(Aim) Can you write out every line of the records below, word for word and unchanged?

(Stored records)
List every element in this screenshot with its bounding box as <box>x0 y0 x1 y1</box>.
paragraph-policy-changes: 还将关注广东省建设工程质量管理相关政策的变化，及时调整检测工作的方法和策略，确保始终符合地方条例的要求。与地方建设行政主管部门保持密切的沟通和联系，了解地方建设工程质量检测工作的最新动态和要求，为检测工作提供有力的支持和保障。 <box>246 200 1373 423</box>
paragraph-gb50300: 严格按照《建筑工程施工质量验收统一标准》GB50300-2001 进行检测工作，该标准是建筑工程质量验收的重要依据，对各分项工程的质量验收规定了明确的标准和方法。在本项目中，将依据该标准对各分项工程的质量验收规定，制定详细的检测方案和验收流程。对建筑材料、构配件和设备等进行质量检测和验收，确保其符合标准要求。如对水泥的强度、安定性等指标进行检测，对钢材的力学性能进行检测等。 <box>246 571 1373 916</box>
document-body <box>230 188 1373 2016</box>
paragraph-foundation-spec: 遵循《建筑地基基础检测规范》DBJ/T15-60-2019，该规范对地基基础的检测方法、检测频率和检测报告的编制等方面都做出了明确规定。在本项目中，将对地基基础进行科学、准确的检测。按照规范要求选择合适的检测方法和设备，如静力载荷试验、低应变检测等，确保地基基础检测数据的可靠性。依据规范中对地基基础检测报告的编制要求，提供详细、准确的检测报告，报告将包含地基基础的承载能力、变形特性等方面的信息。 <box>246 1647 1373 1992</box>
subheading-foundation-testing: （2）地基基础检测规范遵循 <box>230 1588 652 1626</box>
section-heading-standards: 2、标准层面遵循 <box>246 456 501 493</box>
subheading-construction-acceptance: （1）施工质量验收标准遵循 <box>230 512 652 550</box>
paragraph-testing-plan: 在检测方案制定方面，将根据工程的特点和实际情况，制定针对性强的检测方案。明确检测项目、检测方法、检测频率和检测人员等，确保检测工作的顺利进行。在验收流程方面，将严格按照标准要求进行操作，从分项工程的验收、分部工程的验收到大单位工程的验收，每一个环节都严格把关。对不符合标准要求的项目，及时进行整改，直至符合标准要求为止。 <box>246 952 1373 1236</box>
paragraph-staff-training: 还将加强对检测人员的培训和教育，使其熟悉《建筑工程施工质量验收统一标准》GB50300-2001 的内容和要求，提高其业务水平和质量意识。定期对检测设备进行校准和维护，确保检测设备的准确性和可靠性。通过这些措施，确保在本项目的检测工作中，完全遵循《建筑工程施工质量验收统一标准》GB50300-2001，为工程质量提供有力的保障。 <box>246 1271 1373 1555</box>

(Task solution)
List every element in this screenshot with its bounding box as <box>x0 y0 x1 y1</box>.
paragraph-policy-changes: 还将关注广东省建设工程质量管理相关政策的变化，及时调整检测工作的方法和策略，确保始终符合地方条例的要求。与地方建设行政主管部门保持密切的沟通和联系，了解地方建设工程质量检测工作的最新动态和要求，为检测工作提供有力的支持和保障。 <box>246 200 1373 423</box>
paragraph-gb50300: 严格按照《建筑工程施工质量验收统一标准》GB50300-2001 进行检测工作，该标准是建筑工程质量验收的重要依据，对各分项工程的质量验收规定了明确的标准和方法。在本项目中，将依据该标准对各分项工程的质量验收规定，制定详细的检测方案和验收流程。对建筑材料、构配件和设备等进行质量检测和验收，确保其符合标准要求。如对水泥的强度、安定性等指标进行检测，对钢材的力学性能进行检测等。 <box>246 571 1373 916</box>
document-body <box>230 188 1373 2016</box>
paragraph-foundation-spec: 遵循《建筑地基基础检测规范》DBJ/T15-60-2019，该规范对地基基础的检测方法、检测频率和检测报告的编制等方面都做出了明确规定。在本项目中，将对地基基础进行科学、准确的检测。按照规范要求选择合适的检测方法和设备，如静力载荷试验、低应变检测等，确保地基基础检测数据的可靠性。依据规范中对地基基础检测报告的编制要求，提供详细、准确的检测报告，报告将包含地基基础的承载能力、变形特性等方面的信息。 <box>246 1647 1373 1992</box>
subheading-foundation-testing: （2）地基基础检测规范遵循 <box>230 1588 652 1626</box>
section-heading-standards: 2、标准层面遵循 <box>246 456 501 493</box>
subheading-construction-acceptance: （1）施工质量验收标准遵循 <box>230 512 652 550</box>
paragraph-testing-plan: 在检测方案制定方面，将根据工程的特点和实际情况，制定针对性强的检测方案。明确检测项目、检测方法、检测频率和检测人员等，确保检测工作的顺利进行。在验收流程方面，将严格按照标准要求进行操作，从分项工程的验收、分部工程的验收到大单位工程的验收，每一个环节都严格把关。对不符合标准要求的项目，及时进行整改，直至符合标准要求为止。 <box>246 952 1373 1236</box>
paragraph-staff-training: 还将加强对检测人员的培训和教育，使其熟悉《建筑工程施工质量验收统一标准》GB50300-2001 的内容和要求，提高其业务水平和质量意识。定期对检测设备进行校准和维护，确保检测设备的准确性和可靠性。通过这些措施，确保在本项目的检测工作中，完全遵循《建筑工程施工质量验收统一标准》GB50300-2001，为工程质量提供有力的保障。 <box>246 1271 1373 1555</box>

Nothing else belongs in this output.